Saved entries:

══════════════════════════════

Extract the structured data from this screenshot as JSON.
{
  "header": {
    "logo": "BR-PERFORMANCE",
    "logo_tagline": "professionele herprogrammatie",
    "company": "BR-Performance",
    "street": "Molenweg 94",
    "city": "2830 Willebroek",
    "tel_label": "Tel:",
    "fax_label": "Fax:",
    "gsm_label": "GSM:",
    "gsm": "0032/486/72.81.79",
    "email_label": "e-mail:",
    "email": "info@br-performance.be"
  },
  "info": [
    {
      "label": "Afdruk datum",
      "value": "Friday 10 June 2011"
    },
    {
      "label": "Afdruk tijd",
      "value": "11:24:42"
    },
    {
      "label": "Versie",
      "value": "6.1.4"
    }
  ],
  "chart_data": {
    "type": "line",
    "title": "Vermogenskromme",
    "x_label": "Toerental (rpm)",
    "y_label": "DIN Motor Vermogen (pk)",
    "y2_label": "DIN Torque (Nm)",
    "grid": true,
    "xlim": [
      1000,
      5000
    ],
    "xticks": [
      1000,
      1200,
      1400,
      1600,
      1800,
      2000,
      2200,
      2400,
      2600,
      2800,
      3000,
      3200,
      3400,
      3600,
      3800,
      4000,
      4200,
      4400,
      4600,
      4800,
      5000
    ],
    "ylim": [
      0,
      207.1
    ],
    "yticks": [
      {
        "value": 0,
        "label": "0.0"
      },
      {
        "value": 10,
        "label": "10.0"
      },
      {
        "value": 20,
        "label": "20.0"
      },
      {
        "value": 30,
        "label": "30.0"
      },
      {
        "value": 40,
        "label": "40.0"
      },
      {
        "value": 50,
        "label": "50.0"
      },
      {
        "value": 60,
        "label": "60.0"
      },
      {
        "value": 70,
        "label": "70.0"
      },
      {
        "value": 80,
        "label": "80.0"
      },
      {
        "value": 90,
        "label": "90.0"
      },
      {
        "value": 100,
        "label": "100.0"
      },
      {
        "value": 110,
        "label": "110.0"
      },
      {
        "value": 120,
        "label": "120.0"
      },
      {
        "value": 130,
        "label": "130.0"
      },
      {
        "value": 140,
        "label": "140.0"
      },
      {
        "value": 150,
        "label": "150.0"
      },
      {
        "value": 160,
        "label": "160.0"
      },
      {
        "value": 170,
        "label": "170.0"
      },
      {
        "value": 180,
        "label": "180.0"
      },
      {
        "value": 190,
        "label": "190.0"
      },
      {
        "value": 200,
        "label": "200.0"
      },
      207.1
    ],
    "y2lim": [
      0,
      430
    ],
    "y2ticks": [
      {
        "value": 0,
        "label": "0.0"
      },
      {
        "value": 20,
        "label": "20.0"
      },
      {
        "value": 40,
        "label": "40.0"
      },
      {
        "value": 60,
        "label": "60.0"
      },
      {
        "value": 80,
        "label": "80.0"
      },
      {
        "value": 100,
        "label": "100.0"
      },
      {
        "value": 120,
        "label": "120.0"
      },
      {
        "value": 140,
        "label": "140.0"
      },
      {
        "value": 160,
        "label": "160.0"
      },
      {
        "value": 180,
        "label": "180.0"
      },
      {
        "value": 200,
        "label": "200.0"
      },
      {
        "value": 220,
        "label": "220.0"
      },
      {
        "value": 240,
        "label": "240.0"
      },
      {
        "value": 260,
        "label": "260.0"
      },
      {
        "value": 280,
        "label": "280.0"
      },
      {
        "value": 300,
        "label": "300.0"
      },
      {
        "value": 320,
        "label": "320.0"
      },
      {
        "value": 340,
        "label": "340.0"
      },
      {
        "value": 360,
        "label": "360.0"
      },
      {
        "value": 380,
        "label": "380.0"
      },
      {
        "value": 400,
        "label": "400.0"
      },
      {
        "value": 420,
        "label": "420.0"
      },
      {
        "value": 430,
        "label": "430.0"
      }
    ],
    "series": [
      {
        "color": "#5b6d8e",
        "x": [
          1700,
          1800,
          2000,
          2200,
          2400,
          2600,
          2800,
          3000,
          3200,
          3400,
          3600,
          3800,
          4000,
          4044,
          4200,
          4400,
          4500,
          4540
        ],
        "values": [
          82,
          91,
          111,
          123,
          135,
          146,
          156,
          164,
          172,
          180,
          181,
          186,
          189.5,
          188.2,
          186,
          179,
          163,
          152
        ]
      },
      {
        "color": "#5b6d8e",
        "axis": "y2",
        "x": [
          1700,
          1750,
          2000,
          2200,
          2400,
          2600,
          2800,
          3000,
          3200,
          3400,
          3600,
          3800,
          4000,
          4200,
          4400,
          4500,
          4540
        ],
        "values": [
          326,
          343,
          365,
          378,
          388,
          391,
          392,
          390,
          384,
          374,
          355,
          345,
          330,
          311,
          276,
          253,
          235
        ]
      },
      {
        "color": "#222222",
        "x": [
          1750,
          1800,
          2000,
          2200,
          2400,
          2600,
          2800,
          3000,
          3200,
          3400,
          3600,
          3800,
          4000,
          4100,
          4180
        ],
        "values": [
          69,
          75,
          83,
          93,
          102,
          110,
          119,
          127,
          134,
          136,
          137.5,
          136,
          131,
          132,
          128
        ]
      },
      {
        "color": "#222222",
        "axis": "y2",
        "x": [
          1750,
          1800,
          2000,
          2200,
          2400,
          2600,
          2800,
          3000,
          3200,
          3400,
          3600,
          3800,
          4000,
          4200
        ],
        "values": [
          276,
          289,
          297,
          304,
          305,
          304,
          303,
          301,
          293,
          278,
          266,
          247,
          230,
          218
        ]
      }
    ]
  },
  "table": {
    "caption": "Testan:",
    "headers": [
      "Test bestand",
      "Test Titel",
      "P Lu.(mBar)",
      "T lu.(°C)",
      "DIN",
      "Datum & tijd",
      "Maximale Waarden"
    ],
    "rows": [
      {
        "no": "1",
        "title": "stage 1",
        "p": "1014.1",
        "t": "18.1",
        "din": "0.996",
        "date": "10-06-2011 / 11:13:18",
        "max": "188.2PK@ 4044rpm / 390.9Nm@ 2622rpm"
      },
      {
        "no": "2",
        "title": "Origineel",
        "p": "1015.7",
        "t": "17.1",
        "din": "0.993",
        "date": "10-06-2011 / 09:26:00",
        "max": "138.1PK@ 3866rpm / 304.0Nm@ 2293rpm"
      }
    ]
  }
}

══════════════════════════════

*STATED GOAL*
Count how many lines of the data include the word "date". Your reply should be that number alone.

*SOLUTION TO THE PROBLEM*
2